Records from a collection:
'''

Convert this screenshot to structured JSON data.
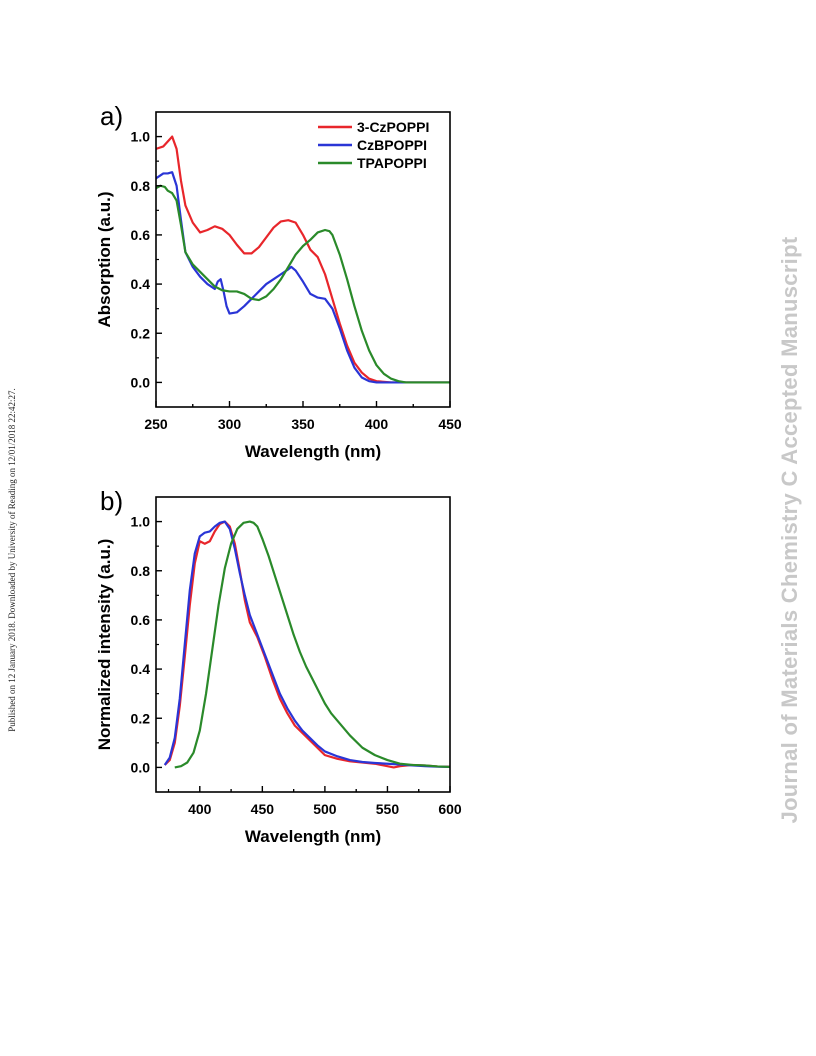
{
  "side_note": "Published on 12 January 2018. Downloaded by University of Reading on 12/01/2018 22:42:27.",
  "watermark": "Journal of Materials Chemistry C Accepted Manuscript",
  "colors": {
    "3-CzPOPPI": "#e8262b",
    "CzBPOPPI": "#2a35d6",
    "TPAPOPPI": "#2a8a2a"
  },
  "chart_data": [
    {
      "type": "line",
      "panel_label": "a)",
      "title": "",
      "xlabel": "Wavelength (nm)",
      "ylabel": "Absorption (a.u.)",
      "xlim": [
        250,
        450
      ],
      "ylim": [
        -0.1,
        1.1
      ],
      "xticks": [
        250,
        300,
        350,
        400,
        450
      ],
      "xtick_labels": [
        "250",
        "300",
        "350",
        "400",
        "450"
      ],
      "yticks": [
        0.0,
        0.2,
        0.4,
        0.6,
        0.8,
        1.0
      ],
      "ytick_labels": [
        "0.0",
        "0.2",
        "0.4",
        "0.6",
        "0.8",
        "1.0"
      ],
      "grid": false,
      "legend": "top-right",
      "series": [
        {
          "name": "3-CzPOPPI",
          "color": "#e8262b",
          "x": [
            250,
            255,
            258,
            261,
            264,
            267,
            270,
            275,
            280,
            285,
            290,
            295,
            300,
            305,
            310,
            315,
            320,
            325,
            330,
            335,
            340,
            345,
            350,
            355,
            360,
            365,
            370,
            375,
            380,
            385,
            390,
            395,
            400,
            410,
            420,
            430,
            440,
            450
          ],
          "y": [
            0.95,
            0.96,
            0.98,
            1.0,
            0.95,
            0.82,
            0.72,
            0.65,
            0.61,
            0.62,
            0.635,
            0.625,
            0.6,
            0.56,
            0.525,
            0.525,
            0.55,
            0.59,
            0.63,
            0.655,
            0.66,
            0.65,
            0.6,
            0.54,
            0.51,
            0.44,
            0.34,
            0.24,
            0.15,
            0.08,
            0.04,
            0.015,
            0.005,
            0.0,
            0.0,
            0.0,
            0.0,
            0.0
          ]
        },
        {
          "name": "CzBPOPPI",
          "color": "#2a35d6",
          "x": [
            250,
            255,
            258,
            261,
            264,
            267,
            270,
            275,
            280,
            285,
            290,
            292,
            294,
            296,
            298,
            300,
            305,
            310,
            315,
            320,
            325,
            330,
            335,
            340,
            342,
            345,
            350,
            355,
            360,
            365,
            370,
            375,
            380,
            385,
            390,
            395,
            400,
            410,
            420,
            430,
            440,
            450
          ],
          "y": [
            0.83,
            0.85,
            0.85,
            0.855,
            0.8,
            0.66,
            0.53,
            0.47,
            0.43,
            0.4,
            0.38,
            0.41,
            0.42,
            0.37,
            0.31,
            0.28,
            0.285,
            0.31,
            0.34,
            0.37,
            0.4,
            0.42,
            0.44,
            0.46,
            0.47,
            0.455,
            0.41,
            0.36,
            0.345,
            0.34,
            0.3,
            0.22,
            0.13,
            0.06,
            0.02,
            0.005,
            0.0,
            0.0,
            0.0,
            0.0,
            0.0,
            0.0
          ]
        },
        {
          "name": "TPAPOPPI",
          "color": "#2a8a2a",
          "x": [
            250,
            253,
            256,
            258,
            261,
            264,
            267,
            270,
            275,
            280,
            285,
            290,
            295,
            300,
            305,
            310,
            315,
            320,
            325,
            330,
            335,
            340,
            345,
            350,
            355,
            360,
            365,
            368,
            370,
            375,
            380,
            385,
            390,
            395,
            400,
            405,
            410,
            415,
            420,
            430,
            440,
            450
          ],
          "y": [
            0.79,
            0.8,
            0.795,
            0.78,
            0.77,
            0.74,
            0.64,
            0.53,
            0.48,
            0.45,
            0.42,
            0.39,
            0.375,
            0.37,
            0.37,
            0.36,
            0.34,
            0.335,
            0.35,
            0.38,
            0.42,
            0.47,
            0.52,
            0.555,
            0.58,
            0.61,
            0.62,
            0.615,
            0.6,
            0.52,
            0.42,
            0.31,
            0.21,
            0.13,
            0.07,
            0.035,
            0.015,
            0.005,
            0.0,
            0.0,
            0.0,
            0.0
          ]
        }
      ]
    },
    {
      "type": "line",
      "panel_label": "b)",
      "title": "",
      "xlabel": "Wavelength (nm)",
      "ylabel": "Normalized intensity (a.u.)",
      "xlim": [
        365,
        600
      ],
      "ylim": [
        -0.1,
        1.1
      ],
      "xticks": [
        400,
        450,
        500,
        550,
        600
      ],
      "xtick_labels": [
        "400",
        "450",
        "500",
        "550",
        "600"
      ],
      "yticks": [
        0.0,
        0.2,
        0.4,
        0.6,
        0.8,
        1.0
      ],
      "ytick_labels": [
        "0.0",
        "0.2",
        "0.4",
        "0.6",
        "0.8",
        "1.0"
      ],
      "grid": false,
      "legend": "",
      "series": [
        {
          "name": "3-CzPOPPI",
          "color": "#e8262b",
          "x": [
            372,
            376,
            380,
            384,
            388,
            392,
            396,
            400,
            404,
            408,
            412,
            416,
            420,
            424,
            428,
            432,
            436,
            440,
            446,
            452,
            458,
            464,
            470,
            476,
            482,
            488,
            494,
            500,
            510,
            520,
            530,
            540,
            550,
            555,
            560,
            570,
            580,
            590,
            600
          ],
          "y": [
            0.01,
            0.03,
            0.1,
            0.25,
            0.45,
            0.66,
            0.83,
            0.92,
            0.91,
            0.92,
            0.96,
            0.99,
            1.0,
            0.98,
            0.91,
            0.8,
            0.68,
            0.59,
            0.53,
            0.45,
            0.36,
            0.28,
            0.22,
            0.17,
            0.14,
            0.11,
            0.08,
            0.05,
            0.035,
            0.025,
            0.02,
            0.015,
            0.005,
            0.0,
            0.005,
            0.01,
            0.008,
            0.004,
            0.003
          ]
        },
        {
          "name": "CzBPOPPI",
          "color": "#2a35d6",
          "x": [
            372,
            376,
            380,
            384,
            388,
            392,
            396,
            400,
            404,
            408,
            412,
            416,
            420,
            424,
            428,
            432,
            436,
            440,
            446,
            452,
            458,
            464,
            470,
            476,
            482,
            488,
            494,
            500,
            510,
            520,
            530,
            540,
            550,
            560,
            570,
            580,
            590,
            600
          ],
          "y": [
            0.01,
            0.04,
            0.12,
            0.28,
            0.5,
            0.72,
            0.87,
            0.94,
            0.955,
            0.96,
            0.98,
            0.995,
            1.0,
            0.97,
            0.89,
            0.79,
            0.7,
            0.62,
            0.54,
            0.46,
            0.38,
            0.3,
            0.24,
            0.19,
            0.15,
            0.12,
            0.09,
            0.065,
            0.045,
            0.03,
            0.022,
            0.018,
            0.015,
            0.012,
            0.008,
            0.005,
            0.003,
            0.002
          ]
        },
        {
          "name": "TPAPOPPI",
          "color": "#2a8a2a",
          "x": [
            380,
            385,
            390,
            395,
            400,
            405,
            410,
            415,
            420,
            425,
            430,
            435,
            440,
            443,
            446,
            450,
            455,
            460,
            465,
            470,
            475,
            480,
            485,
            490,
            495,
            500,
            505,
            510,
            520,
            530,
            540,
            550,
            560,
            570,
            580,
            590,
            600
          ],
          "y": [
            0.0,
            0.005,
            0.02,
            0.06,
            0.15,
            0.3,
            0.48,
            0.66,
            0.81,
            0.91,
            0.97,
            0.995,
            1.0,
            0.995,
            0.98,
            0.93,
            0.86,
            0.78,
            0.7,
            0.62,
            0.54,
            0.47,
            0.41,
            0.36,
            0.31,
            0.26,
            0.22,
            0.19,
            0.13,
            0.08,
            0.05,
            0.03,
            0.015,
            0.01,
            0.008,
            0.004,
            0.002
          ]
        }
      ]
    }
  ]
}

'''

EXERCISE DETAILS: Retype the records exactly. Any image in them should not appear in what you write.

RESULT OF THE TASK:
Convert this screenshot to structured JSON data.
{
  "side_note": "Published on 12 January 2018. Downloaded by University of Reading on 12/01/2018 22:42:27.",
  "watermark": "Journal of Materials Chemistry C Accepted Manuscript",
  "colors": {
    "3-CzPOPPI": "#e8262b",
    "CzBPOPPI": "#2a35d6",
    "TPAPOPPI": "#2a8a2a"
  },
  "chart_data": [
    {
      "type": "line",
      "panel_label": "a)",
      "title": "",
      "xlabel": "Wavelength (nm)",
      "ylabel": "Absorption (a.u.)",
      "xlim": [
        250,
        450
      ],
      "ylim": [
        -0.1,
        1.1
      ],
      "xticks": [
        250,
        300,
        350,
        400,
        450
      ],
      "xtick_labels": [
        "250",
        "300",
        "350",
        "400",
        "450"
      ],
      "yticks": [
        0.0,
        0.2,
        0.4,
        0.6,
        0.8,
        1.0
      ],
      "ytick_labels": [
        "0.0",
        "0.2",
        "0.4",
        "0.6",
        "0.8",
        "1.0"
      ],
      "grid": false,
      "legend": "top-right",
      "series": [
        {
          "name": "3-CzPOPPI",
          "color": "#e8262b",
          "x": [
            250,
            255,
            258,
            261,
            264,
            267,
            270,
            275,
            280,
            285,
            290,
            295,
            300,
            305,
            310,
            315,
            320,
            325,
            330,
            335,
            340,
            345,
            350,
            355,
            360,
            365,
            370,
            375,
            380,
            385,
            390,
            395,
            400,
            410,
            420,
            430,
            440,
            450
          ],
          "y": [
            0.95,
            0.96,
            0.98,
            1.0,
            0.95,
            0.82,
            0.72,
            0.65,
            0.61,
            0.62,
            0.635,
            0.625,
            0.6,
            0.56,
            0.525,
            0.525,
            0.55,
            0.59,
            0.63,
            0.655,
            0.66,
            0.65,
            0.6,
            0.54,
            0.51,
            0.44,
            0.34,
            0.24,
            0.15,
            0.08,
            0.04,
            0.015,
            0.005,
            0.0,
            0.0,
            0.0,
            0.0,
            0.0
          ]
        },
        {
          "name": "CzBPOPPI",
          "color": "#2a35d6",
          "x": [
            250,
            255,
            258,
            261,
            264,
            267,
            270,
            275,
            280,
            285,
            290,
            292,
            294,
            296,
            298,
            300,
            305,
            310,
            315,
            320,
            325,
            330,
            335,
            340,
            342,
            345,
            350,
            355,
            360,
            365,
            370,
            375,
            380,
            385,
            390,
            395,
            400,
            410,
            420,
            430,
            440,
            450
          ],
          "y": [
            0.83,
            0.85,
            0.85,
            0.855,
            0.8,
            0.66,
            0.53,
            0.47,
            0.43,
            0.4,
            0.38,
            0.41,
            0.42,
            0.37,
            0.31,
            0.28,
            0.285,
            0.31,
            0.34,
            0.37,
            0.4,
            0.42,
            0.44,
            0.46,
            0.47,
            0.455,
            0.41,
            0.36,
            0.345,
            0.34,
            0.3,
            0.22,
            0.13,
            0.06,
            0.02,
            0.005,
            0.0,
            0.0,
            0.0,
            0.0,
            0.0,
            0.0
          ]
        },
        {
          "name": "TPAPOPPI",
          "color": "#2a8a2a",
          "x": [
            250,
            253,
            256,
            258,
            261,
            264,
            267,
            270,
            275,
            280,
            285,
            290,
            295,
            300,
            305,
            310,
            315,
            320,
            325,
            330,
            335,
            340,
            345,
            350,
            355,
            360,
            365,
            368,
            370,
            375,
            380,
            385,
            390,
            395,
            400,
            405,
            410,
            415,
            420,
            430,
            440,
            450
          ],
          "y": [
            0.79,
            0.8,
            0.795,
            0.78,
            0.77,
            0.74,
            0.64,
            0.53,
            0.48,
            0.45,
            0.42,
            0.39,
            0.375,
            0.37,
            0.37,
            0.36,
            0.34,
            0.335,
            0.35,
            0.38,
            0.42,
            0.47,
            0.52,
            0.555,
            0.58,
            0.61,
            0.62,
            0.615,
            0.6,
            0.52,
            0.42,
            0.31,
            0.21,
            0.13,
            0.07,
            0.035,
            0.015,
            0.005,
            0.0,
            0.0,
            0.0,
            0.0
          ]
        }
      ]
    },
    {
      "type": "line",
      "panel_label": "b)",
      "title": "",
      "xlabel": "Wavelength (nm)",
      "ylabel": "Normalized intensity (a.u.)",
      "xlim": [
        365,
        600
      ],
      "ylim": [
        -0.1,
        1.1
      ],
      "xticks": [
        400,
        450,
        500,
        550,
        600
      ],
      "xtick_labels": [
        "400",
        "450",
        "500",
        "550",
        "600"
      ],
      "yticks": [
        0.0,
        0.2,
        0.4,
        0.6,
        0.8,
        1.0
      ],
      "ytick_labels": [
        "0.0",
        "0.2",
        "0.4",
        "0.6",
        "0.8",
        "1.0"
      ],
      "grid": false,
      "legend": "",
      "series": [
        {
          "name": "3-CzPOPPI",
          "color": "#e8262b",
          "x": [
            372,
            376,
            380,
            384,
            388,
            392,
            396,
            400,
            404,
            408,
            412,
            416,
            420,
            424,
            428,
            432,
            436,
            440,
            446,
            452,
            458,
            464,
            470,
            476,
            482,
            488,
            494,
            500,
            510,
            520,
            530,
            540,
            550,
            555,
            560,
            570,
            580,
            590,
            600
          ],
          "y": [
            0.01,
            0.03,
            0.1,
            0.25,
            0.45,
            0.66,
            0.83,
            0.92,
            0.91,
            0.92,
            0.96,
            0.99,
            1.0,
            0.98,
            0.91,
            0.8,
            0.68,
            0.59,
            0.53,
            0.45,
            0.36,
            0.28,
            0.22,
            0.17,
            0.14,
            0.11,
            0.08,
            0.05,
            0.035,
            0.025,
            0.02,
            0.015,
            0.005,
            0.0,
            0.005,
            0.01,
            0.008,
            0.004,
            0.003
          ]
        },
        {
          "name": "CzBPOPPI",
          "color": "#2a35d6",
          "x": [
            372,
            376,
            380,
            384,
            388,
            392,
            396,
            400,
            404,
            408,
            412,
            416,
            420,
            424,
            428,
            432,
            436,
            440,
            446,
            452,
            458,
            464,
            470,
            476,
            482,
            488,
            494,
            500,
            510,
            520,
            530,
            540,
            550,
            560,
            570,
            580,
            590,
            600
          ],
          "y": [
            0.01,
            0.04,
            0.12,
            0.28,
            0.5,
            0.72,
            0.87,
            0.94,
            0.955,
            0.96,
            0.98,
            0.995,
            1.0,
            0.97,
            0.89,
            0.79,
            0.7,
            0.62,
            0.54,
            0.46,
            0.38,
            0.3,
            0.24,
            0.19,
            0.15,
            0.12,
            0.09,
            0.065,
            0.045,
            0.03,
            0.022,
            0.018,
            0.015,
            0.012,
            0.008,
            0.005,
            0.003,
            0.002
          ]
        },
        {
          "name": "TPAPOPPI",
          "color": "#2a8a2a",
          "x": [
            380,
            385,
            390,
            395,
            400,
            405,
            410,
            415,
            420,
            425,
            430,
            435,
            440,
            443,
            446,
            450,
            455,
            460,
            465,
            470,
            475,
            480,
            485,
            490,
            495,
            500,
            505,
            510,
            520,
            530,
            540,
            550,
            560,
            570,
            580,
            590,
            600
          ],
          "y": [
            0.0,
            0.005,
            0.02,
            0.06,
            0.15,
            0.3,
            0.48,
            0.66,
            0.81,
            0.91,
            0.97,
            0.995,
            1.0,
            0.995,
            0.98,
            0.93,
            0.86,
            0.78,
            0.7,
            0.62,
            0.54,
            0.47,
            0.41,
            0.36,
            0.31,
            0.26,
            0.22,
            0.19,
            0.13,
            0.08,
            0.05,
            0.03,
            0.015,
            0.01,
            0.008,
            0.004,
            0.002
          ]
        }
      ]
    }
  ]
}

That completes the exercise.